> _Task to carry out_
Write out the data below in full. Keep it exact.
## START Raw records
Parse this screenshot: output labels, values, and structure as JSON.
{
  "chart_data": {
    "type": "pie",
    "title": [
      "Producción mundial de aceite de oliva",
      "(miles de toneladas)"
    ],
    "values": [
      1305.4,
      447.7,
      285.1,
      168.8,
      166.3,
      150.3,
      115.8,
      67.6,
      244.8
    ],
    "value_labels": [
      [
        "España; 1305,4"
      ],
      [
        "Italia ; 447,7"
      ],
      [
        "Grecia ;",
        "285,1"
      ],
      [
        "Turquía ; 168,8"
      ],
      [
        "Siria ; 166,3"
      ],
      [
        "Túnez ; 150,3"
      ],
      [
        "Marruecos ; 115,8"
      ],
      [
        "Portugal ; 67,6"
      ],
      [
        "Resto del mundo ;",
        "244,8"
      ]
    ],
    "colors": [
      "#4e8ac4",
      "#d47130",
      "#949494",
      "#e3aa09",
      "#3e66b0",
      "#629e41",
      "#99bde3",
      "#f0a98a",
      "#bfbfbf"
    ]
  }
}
## END Raw records
> _Solution for this exercise_
Parse this screenshot: output labels, values, and structure as JSON.
{
  "chart_data": {
    "type": "pie",
    "title": [
      "Producción mundial de aceite de oliva",
      "(miles de toneladas)"
    ],
    "values": [
      1305.4,
      447.7,
      285.1,
      168.8,
      166.3,
      150.3,
      115.8,
      67.6,
      244.8
    ],
    "value_labels": [
      [
        "España; 1305,4"
      ],
      [
        "Italia ; 447,7"
      ],
      [
        "Grecia ;",
        "285,1"
      ],
      [
        "Turquía ; 168,8"
      ],
      [
        "Siria ; 166,3"
      ],
      [
        "Túnez ; 150,3"
      ],
      [
        "Marruecos ; 115,8"
      ],
      [
        "Portugal ; 67,6"
      ],
      [
        "Resto del mundo ;",
        "244,8"
      ]
    ],
    "colors": [
      "#4e8ac4",
      "#d47130",
      "#949494",
      "#e3aa09",
      "#3e66b0",
      "#629e41",
      "#99bde3",
      "#f0a98a",
      "#bfbfbf"
    ]
  }
}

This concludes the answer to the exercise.